**EXERCISE PROMPT:** Transcribe the data in full and exactly, omitting any pictures.

**PROVIDED MATERIAL:**
**********

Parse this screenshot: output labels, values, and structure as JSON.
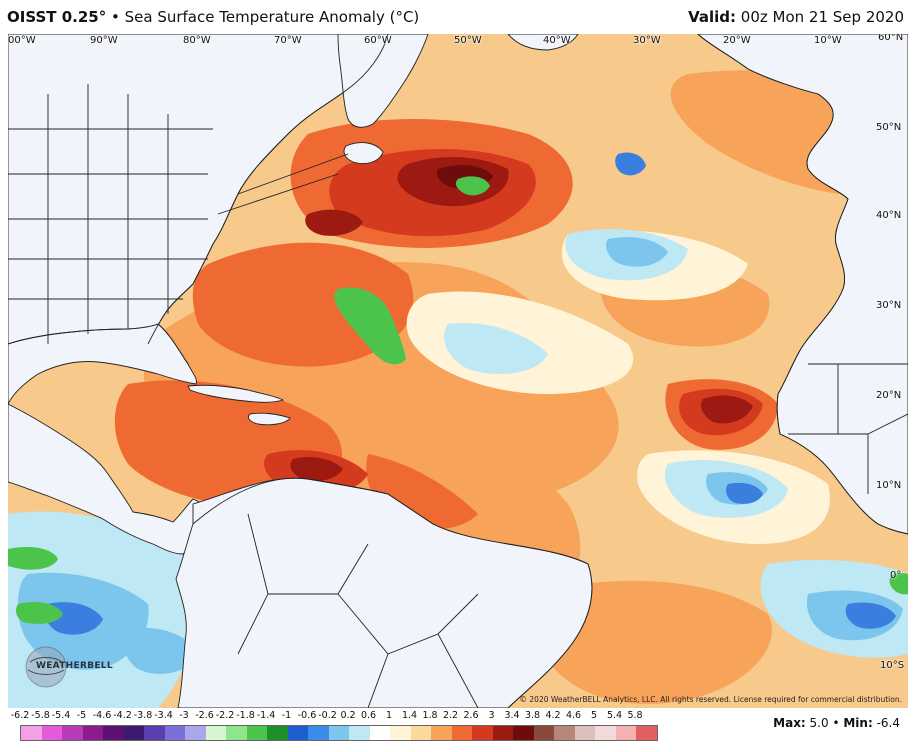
{
  "header": {
    "product": "OISST 0.25°",
    "subtitle": " • Sea Surface Temperature Anomaly (°C)",
    "valid_label": "Valid:",
    "valid_time": " 00z Mon 21 Sep 2020"
  },
  "map": {
    "lon_labels": [
      "00°W",
      "90°W",
      "80°W",
      "70°W",
      "60°W",
      "50°W",
      "40°W",
      "30°W",
      "20°W",
      "10°W",
      "60°N"
    ],
    "lat_labels": [
      "50°N",
      "40°N",
      "30°N",
      "20°N",
      "10°N",
      "0°",
      "10°S"
    ],
    "copyright": "© 2020 WeatherBELL Analytics, LLC. All rights reserved. License required for commercial distribution.",
    "logo_text": "WEATHERBELL",
    "colors": {
      "ocean_base": "#f7c98a",
      "warm_1": "#f7a35a",
      "warm_2": "#ef6a32",
      "warm_3": "#d43a1e",
      "warm_4": "#9c1a12",
      "warm_5": "#6e0c0c",
      "neutral": "#fff3d8",
      "cool_1": "#bde8f4",
      "cool_2": "#7cc6ee",
      "cool_3": "#3a7fe0",
      "green": "#4cc44c",
      "land": "#f2f4fb",
      "border": "#222222"
    }
  },
  "legend": {
    "ticks": [
      "-6.2",
      "-5.8",
      "-5.4",
      "-5",
      "-4.6",
      "-4.2",
      "-3.8",
      "-3.4",
      "-3",
      "-2.6",
      "-2.2",
      "-1.8",
      "-1.4",
      "-1",
      "-0.6",
      "-0.2",
      "0.2",
      "0.6",
      "1",
      "1.4",
      "1.8",
      "2.2",
      "2.6",
      "3",
      "3.4",
      "3.8",
      "4.2",
      "4.6",
      "5",
      "5.4",
      "5.8"
    ],
    "colors": [
      "#f59fe9",
      "#e45ad8",
      "#b73ab8",
      "#8a1c8e",
      "#5c1070",
      "#3c1a6e",
      "#5b3fb0",
      "#7c6fd8",
      "#a9a6ec",
      "#d6f5d0",
      "#8ee68a",
      "#4cc44c",
      "#1f8f2a",
      "#1e5fd0",
      "#3a8ce8",
      "#7cc6ee",
      "#bde8f4",
      "#ffffff",
      "#fff3d8",
      "#fbd89b",
      "#f7a35a",
      "#ef6a32",
      "#d43a1e",
      "#9c1a12",
      "#6e0c0c",
      "#8a4a3a",
      "#b7867a",
      "#dbbfb8",
      "#f3dada",
      "#f5b0b0",
      "#e06060"
    ]
  },
  "stats": {
    "max_label": "Max:",
    "max_value": " 5.0",
    "sep": " • ",
    "min_label": "Min:",
    "min_value": " -6.4"
  }
}
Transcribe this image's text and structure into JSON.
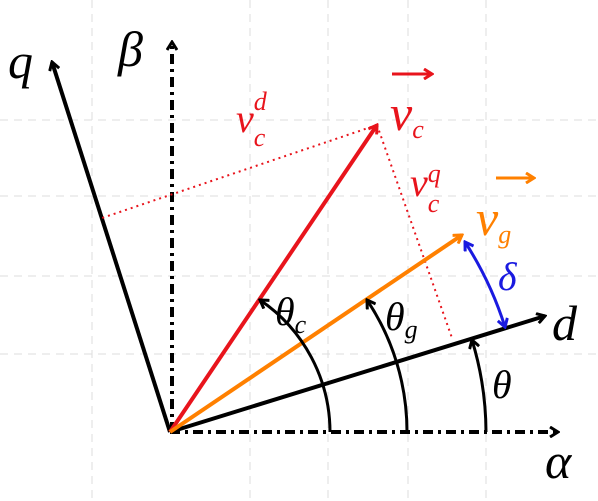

**********

**FINISHED TASK:**
Parse this screenshot: output labels, values, and structure as JSON.
{
  "header": {
    "product": "OISST 0.25°",
    "subtitle": " • Sea Surface Temperature Anomaly (°C)",
    "valid_label": "Valid:",
    "valid_time": " 00z Mon 21 Sep 2020"
  },
  "map": {
    "lon_labels": [
      "00°W",
      "90°W",
      "80°W",
      "70°W",
      "60°W",
      "50°W",
      "40°W",
      "30°W",
      "20°W",
      "10°W",
      "60°N"
    ],
    "lat_labels": [
      "50°N",
      "40°N",
      "30°N",
      "20°N",
      "10°N",
      "0°",
      "10°S"
    ],
    "copyright": "© 2020 WeatherBELL Analytics, LLC. All rights reserved. License required for commercial distribution.",
    "logo_text": "WEATHERBELL",
    "colors": {
      "ocean_base": "#f7c98a",
      "warm_1": "#f7a35a",
      "warm_2": "#ef6a32",
      "warm_3": "#d43a1e",
      "warm_4": "#9c1a12",
      "warm_5": "#6e0c0c",
      "neutral": "#fff3d8",
      "cool_1": "#bde8f4",
      "cool_2": "#7cc6ee",
      "cool_3": "#3a7fe0",
      "green": "#4cc44c",
      "land": "#f2f4fb",
      "border": "#222222"
    }
  },
  "legend": {
    "ticks": [
      "-6.2",
      "-5.8",
      "-5.4",
      "-5",
      "-4.6",
      "-4.2",
      "-3.8",
      "-3.4",
      "-3",
      "-2.6",
      "-2.2",
      "-1.8",
      "-1.4",
      "-1",
      "-0.6",
      "-0.2",
      "0.2",
      "0.6",
      "1",
      "1.4",
      "1.8",
      "2.2",
      "2.6",
      "3",
      "3.4",
      "3.8",
      "4.2",
      "4.6",
      "5",
      "5.4",
      "5.8"
    ],
    "colors": [
      "#f59fe9",
      "#e45ad8",
      "#b73ab8",
      "#8a1c8e",
      "#5c1070",
      "#3c1a6e",
      "#5b3fb0",
      "#7c6fd8",
      "#a9a6ec",
      "#d6f5d0",
      "#8ee68a",
      "#4cc44c",
      "#1f8f2a",
      "#1e5fd0",
      "#3a8ce8",
      "#7cc6ee",
      "#bde8f4",
      "#ffffff",
      "#fff3d8",
      "#fbd89b",
      "#f7a35a",
      "#ef6a32",
      "#d43a1e",
      "#9c1a12",
      "#6e0c0c",
      "#8a4a3a",
      "#b7867a",
      "#dbbfb8",
      "#f3dada",
      "#f5b0b0",
      "#e06060"
    ]
  },
  "stats": {
    "max_label": "Max:",
    "max_value": " 5.0",
    "sep": " • ",
    "min_label": "Min:",
    "min_value": " -6.4"
  }
}
Transcribe this image's text and structure into JSON.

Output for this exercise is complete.